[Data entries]
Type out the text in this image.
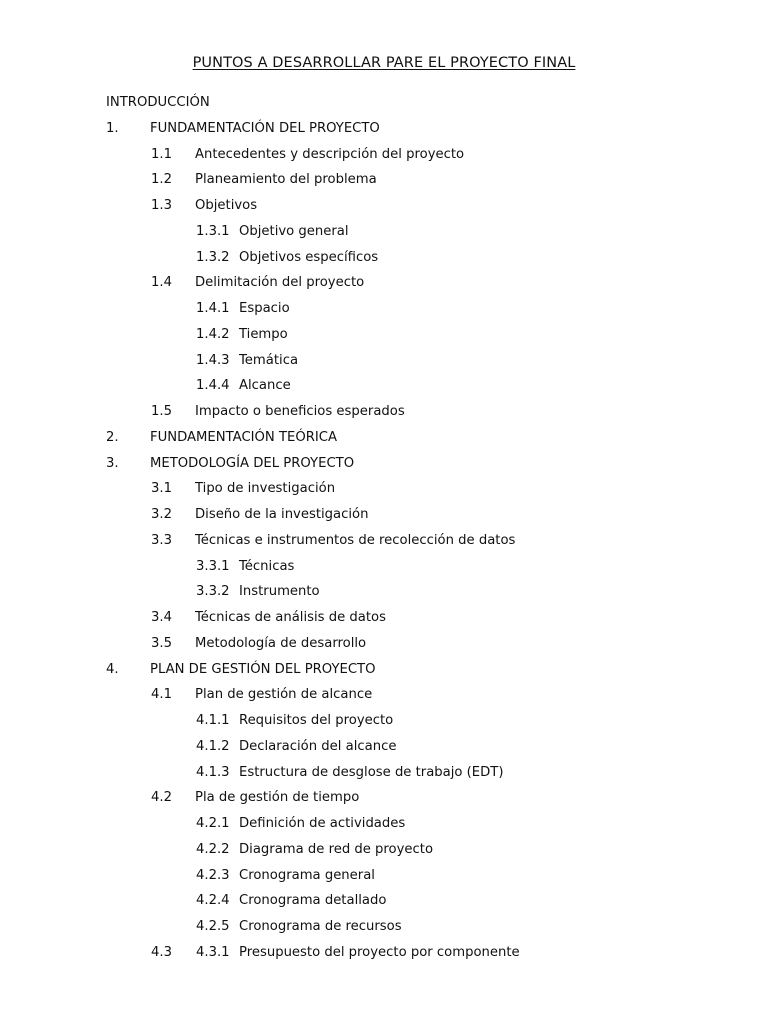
PUNTOS A DESARROLLAR PARE EL PROYECTO FINAL
INTRODUCCIÓN
1. FUNDAMENTACIÓN DEL PROYECTO
1.1 Antecedentes y descripción del proyecto
1.2 Planeamiento del problema
1.3 Objetivos
1.3.1 Objetivo general
1.3.2 Objetivos específicos
1.4 Delimitación del proyecto
1.4.1 Espacio
1.4.2 Tiempo
1.4.3 Temática
1.4.4 Alcance
1.5 Impacto o beneficios esperados
2. FUNDAMENTACIÓN TEÓRICA
3. METODOLOGÍA DEL PROYECTO
3.1 Tipo de investigación
3.2 Diseño de la investigación
3.3 Técnicas e instrumentos de recolección de datos
3.3.1 Técnicas
3.3.2 Instrumento
3.4 Técnicas de análisis de datos
3.5 Metodología de desarrollo
4. PLAN DE GESTIÓN DEL PROYECTO
4.1 Plan de gestión de alcance
4.1.1 Requisitos del proyecto
4.1.2 Declaración del alcance
4.1.3 Estructura de desglose de trabajo (EDT)
4.2 Pla de gestión de tiempo
4.2.1 Definición de actividades
4.2.2 Diagrama de red de proyecto
4.2.3 Cronograma general
4.2.4 Cronograma detallado
4.2.5 Cronograma de recursos
4.3 4.3.1 Presupuesto del proyecto por componente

◆ Exercise instructions
Reproduce each entry precisely, dropping only the pictures.

◆ Result of this exercise
Type out the text in this image.
PUNTOS A DESARROLLAR PARE EL PROYECTO FINAL
INTRODUCCIÓN
1. FUNDAMENTACIÓN DEL PROYECTO
1.1 Antecedentes y descripción del proyecto
1.2 Planeamiento del problema
1.3 Objetivos
1.3.1 Objetivo general
1.3.2 Objetivos específicos
1.4 Delimitación del proyecto
1.4.1 Espacio
1.4.2 Tiempo
1.4.3 Temática
1.4.4 Alcance
1.5 Impacto o beneficios esperados
2. FUNDAMENTACIÓN TEÓRICA
3. METODOLOGÍA DEL PROYECTO
3.1 Tipo de investigación
3.2 Diseño de la investigación
3.3 Técnicas e instrumentos de recolección de datos
3.3.1 Técnicas
3.3.2 Instrumento
3.4 Técnicas de análisis de datos
3.5 Metodología de desarrollo
4. PLAN DE GESTIÓN DEL PROYECTO
4.1 Plan de gestión de alcance
4.1.1 Requisitos del proyecto
4.1.2 Declaración del alcance
4.1.3 Estructura de desglose de trabajo (EDT)
4.2 Pla de gestión de tiempo
4.2.1 Definición de actividades
4.2.2 Diagrama de red de proyecto
4.2.3 Cronograma general
4.2.4 Cronograma detallado
4.2.5 Cronograma de recursos
4.3 4.3.1 Presupuesto del proyecto por componente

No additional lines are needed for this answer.